## Exercise description
Please list every line of the items below that contains the string "File".

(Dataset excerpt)
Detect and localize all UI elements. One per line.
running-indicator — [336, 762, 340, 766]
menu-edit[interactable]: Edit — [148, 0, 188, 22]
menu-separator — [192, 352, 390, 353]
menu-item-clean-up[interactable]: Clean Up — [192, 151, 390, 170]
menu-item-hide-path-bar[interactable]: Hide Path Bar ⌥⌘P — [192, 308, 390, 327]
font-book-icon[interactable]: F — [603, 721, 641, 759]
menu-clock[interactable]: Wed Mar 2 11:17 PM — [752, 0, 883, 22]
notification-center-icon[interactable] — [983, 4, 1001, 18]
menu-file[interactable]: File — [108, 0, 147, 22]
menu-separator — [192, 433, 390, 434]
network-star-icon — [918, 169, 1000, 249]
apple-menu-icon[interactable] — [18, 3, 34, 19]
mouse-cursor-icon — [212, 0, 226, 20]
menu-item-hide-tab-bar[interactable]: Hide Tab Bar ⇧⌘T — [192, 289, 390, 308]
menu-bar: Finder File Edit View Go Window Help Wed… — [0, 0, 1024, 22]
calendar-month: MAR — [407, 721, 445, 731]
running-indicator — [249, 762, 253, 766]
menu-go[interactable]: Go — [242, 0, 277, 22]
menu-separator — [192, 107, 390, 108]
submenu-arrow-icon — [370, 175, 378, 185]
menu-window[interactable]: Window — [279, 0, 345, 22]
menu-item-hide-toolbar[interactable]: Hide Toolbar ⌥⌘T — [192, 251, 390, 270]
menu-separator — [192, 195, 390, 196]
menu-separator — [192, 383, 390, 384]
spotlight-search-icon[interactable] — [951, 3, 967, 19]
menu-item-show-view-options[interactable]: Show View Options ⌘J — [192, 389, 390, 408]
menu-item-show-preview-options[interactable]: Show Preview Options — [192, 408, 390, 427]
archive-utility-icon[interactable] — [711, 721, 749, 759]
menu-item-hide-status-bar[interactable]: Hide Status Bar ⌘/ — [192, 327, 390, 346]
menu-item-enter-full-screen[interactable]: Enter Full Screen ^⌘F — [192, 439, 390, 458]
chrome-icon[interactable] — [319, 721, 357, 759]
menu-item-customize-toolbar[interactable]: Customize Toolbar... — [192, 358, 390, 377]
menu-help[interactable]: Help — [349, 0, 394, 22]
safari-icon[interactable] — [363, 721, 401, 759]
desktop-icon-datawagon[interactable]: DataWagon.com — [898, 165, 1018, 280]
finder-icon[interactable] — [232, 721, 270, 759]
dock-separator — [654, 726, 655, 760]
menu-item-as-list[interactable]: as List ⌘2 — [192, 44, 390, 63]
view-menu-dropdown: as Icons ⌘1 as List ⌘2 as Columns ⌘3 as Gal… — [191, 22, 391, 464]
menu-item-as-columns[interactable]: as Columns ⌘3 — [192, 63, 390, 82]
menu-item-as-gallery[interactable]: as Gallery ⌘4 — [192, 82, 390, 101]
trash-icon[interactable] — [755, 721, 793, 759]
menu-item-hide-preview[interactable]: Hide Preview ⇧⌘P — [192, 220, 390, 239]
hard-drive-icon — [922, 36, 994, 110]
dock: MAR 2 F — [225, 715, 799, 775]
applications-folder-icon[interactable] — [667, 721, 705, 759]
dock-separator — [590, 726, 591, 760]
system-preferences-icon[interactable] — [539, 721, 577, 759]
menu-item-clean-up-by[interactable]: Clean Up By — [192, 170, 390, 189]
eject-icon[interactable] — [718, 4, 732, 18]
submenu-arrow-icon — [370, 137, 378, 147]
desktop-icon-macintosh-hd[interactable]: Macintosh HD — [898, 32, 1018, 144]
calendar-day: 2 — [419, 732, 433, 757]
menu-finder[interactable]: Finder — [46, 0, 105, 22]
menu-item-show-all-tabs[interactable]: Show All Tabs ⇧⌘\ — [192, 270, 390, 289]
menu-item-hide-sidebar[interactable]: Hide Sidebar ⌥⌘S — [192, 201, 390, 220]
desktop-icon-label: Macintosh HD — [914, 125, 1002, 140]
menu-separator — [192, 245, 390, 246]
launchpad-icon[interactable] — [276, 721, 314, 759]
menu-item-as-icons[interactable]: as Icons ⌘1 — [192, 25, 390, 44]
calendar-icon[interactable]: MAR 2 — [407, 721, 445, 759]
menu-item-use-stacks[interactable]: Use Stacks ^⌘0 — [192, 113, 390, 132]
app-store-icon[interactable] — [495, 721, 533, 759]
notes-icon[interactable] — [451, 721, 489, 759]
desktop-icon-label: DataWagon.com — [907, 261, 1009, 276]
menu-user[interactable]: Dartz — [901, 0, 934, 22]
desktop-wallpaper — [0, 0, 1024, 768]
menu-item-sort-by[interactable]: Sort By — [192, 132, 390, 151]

## Result for this exercise
menu-file[interactable]: File — [108, 0, 147, 22]
menu-bar: Finder File Edit View Go Window Help Wed… — [0, 0, 1024, 22]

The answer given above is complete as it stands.